Collection entries
start

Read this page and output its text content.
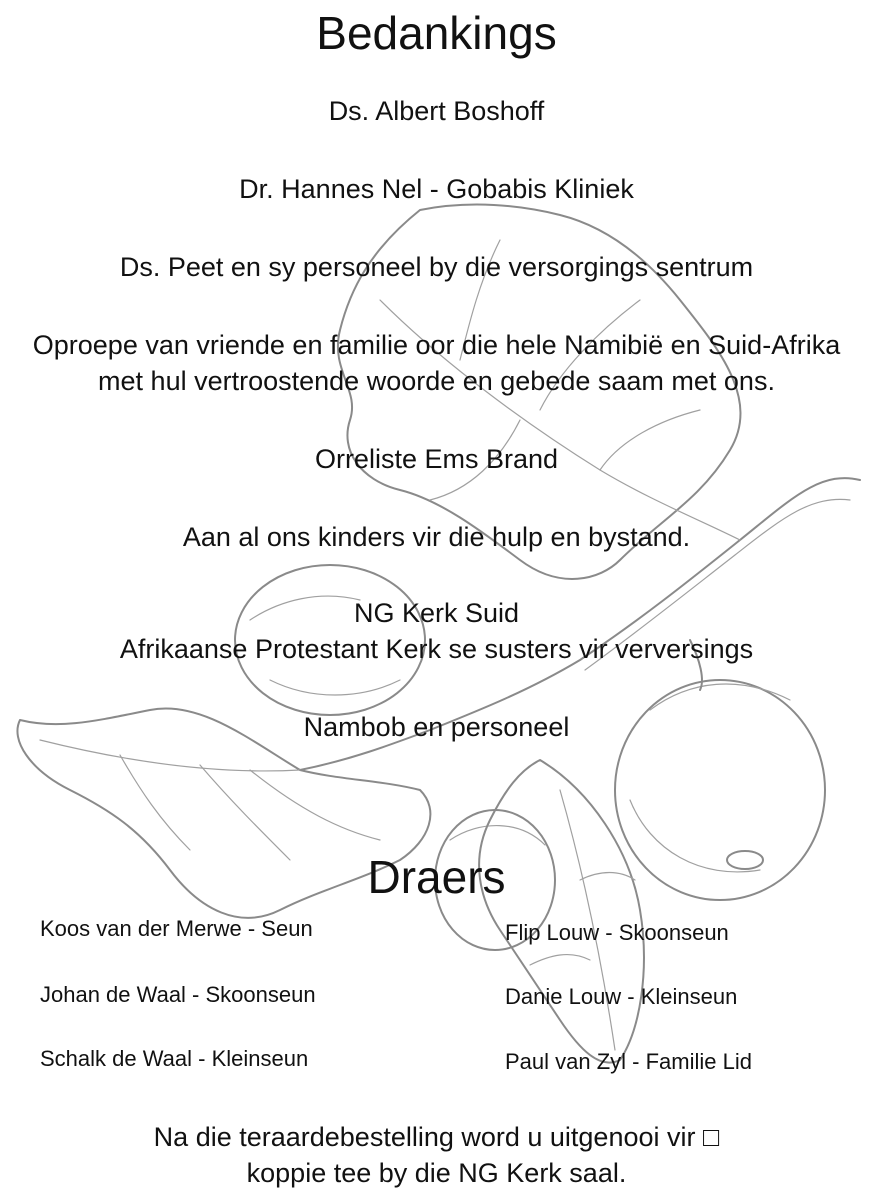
Bedankings
Ds. Albert Boshoff
Dr. Hannes Nel - Gobabis Kliniek
Ds. Peet en sy personeel by die versorgings sentrum
Oproepe van vriende en familie oor die hele Namibië en Suid-Afrika
met hul vertroostende woorde en gebede saam met ons.
Orreliste Ems Brand
Aan al ons kinders vir die hulp en bystand.
NG Kerk Suid
Afrikaanse Protestant Kerk se susters vir verversings
Nambob en personeel
Draers
Koos van der Merwe - Seun
Johan de Waal - Skoonseun
Schalk de Waal - Kleinseun
Flip Louw - Skoonseun
Danie Louw - Kleinseun
Paul van Zyl - Familie Lid
Na die teraardebestelling word u uitgenooi vir □
koppie tee by die NG Kerk saal.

end

**Exercise aim:** Copy out all the data exactly; skip the pictures.

**Final answer:**
Read this page and output its text content.
Bedankings
Ds. Albert Boshoff
Dr. Hannes Nel - Gobabis Kliniek
Ds. Peet en sy personeel by die versorgings sentrum
Oproepe van vriende en familie oor die hele Namibië en Suid-Afrika
met hul vertroostende woorde en gebede saam met ons.
Orreliste Ems Brand
Aan al ons kinders vir die hulp en bystand.
NG Kerk Suid
Afrikaanse Protestant Kerk se susters vir verversings
Nambob en personeel
Draers
Koos van der Merwe - Seun
Johan de Waal - Skoonseun
Schalk de Waal - Kleinseun
Flip Louw - Skoonseun
Danie Louw - Kleinseun
Paul van Zyl - Familie Lid
Na die teraardebestelling word u uitgenooi vir □
koppie tee by die NG Kerk saal.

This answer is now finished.